-- Begin TASK MATERIAL --

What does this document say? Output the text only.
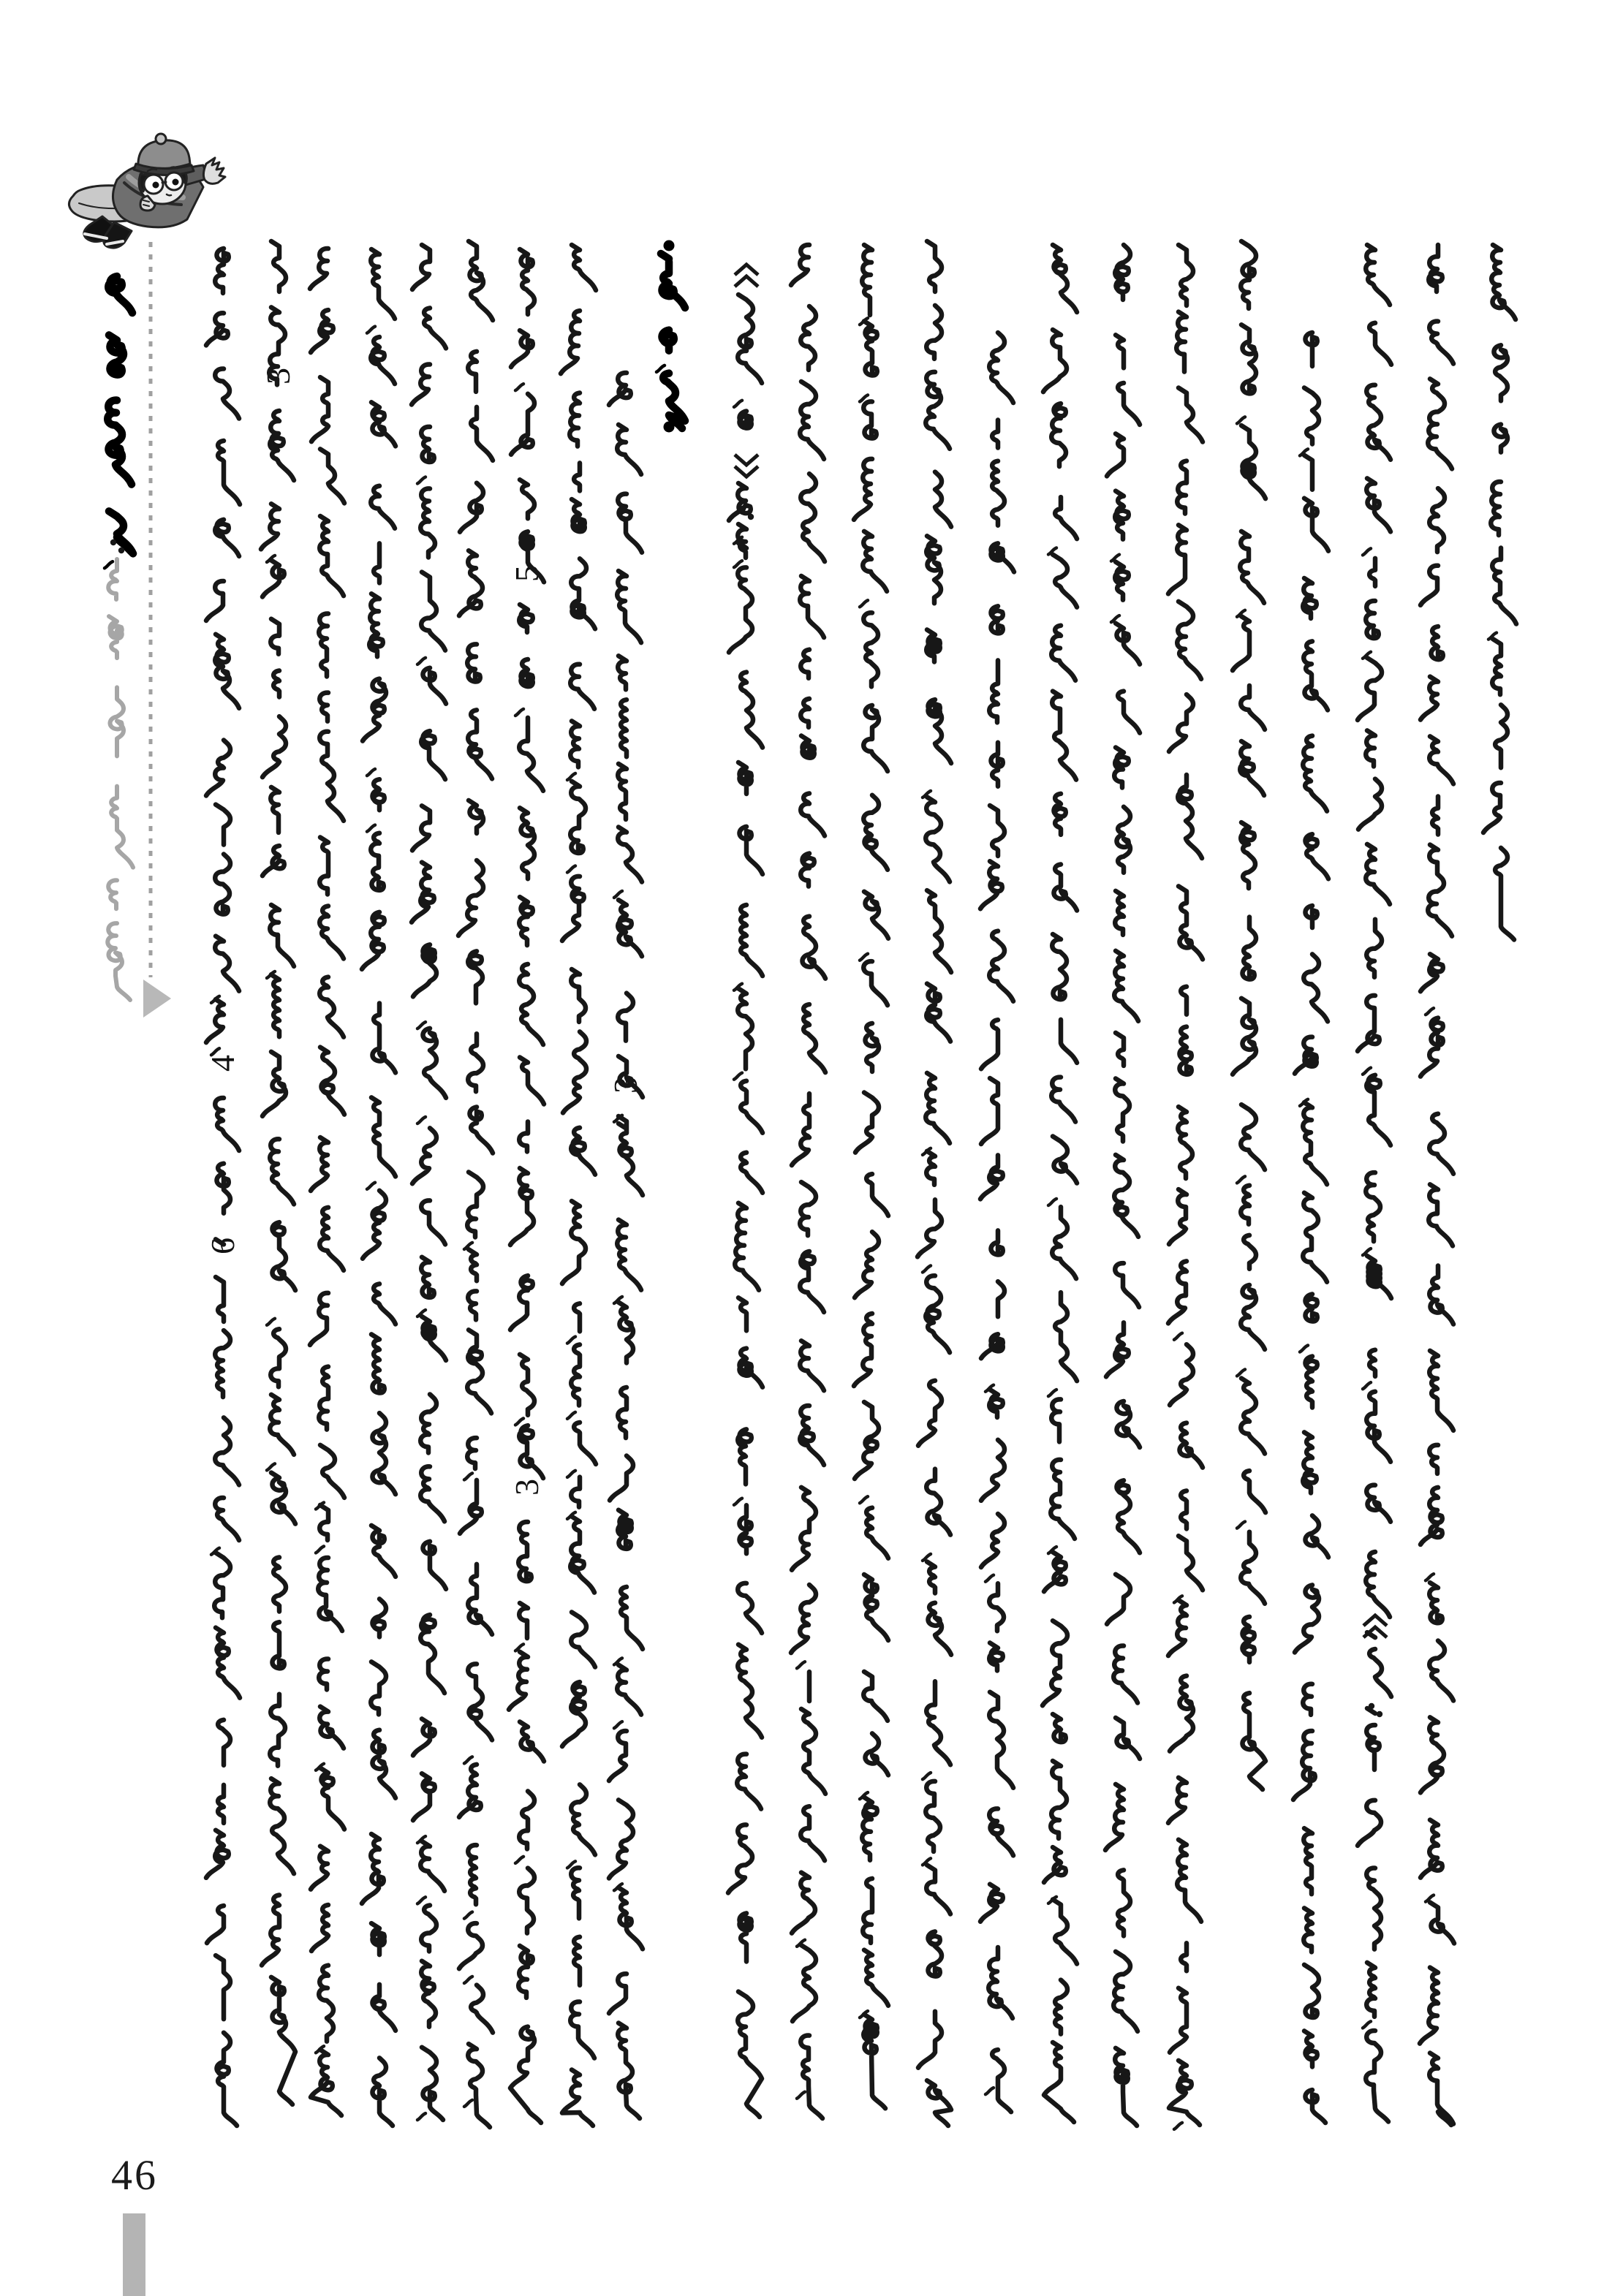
4
6
3
5
3
3
46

-- End TASK MATERIAL --

• **WORK REQUIRED**
Can the entries above be repeated exactly, without their pictures?

• **RESULT**
What does this document say? Output the text only.
4
6
3
5
3
3
46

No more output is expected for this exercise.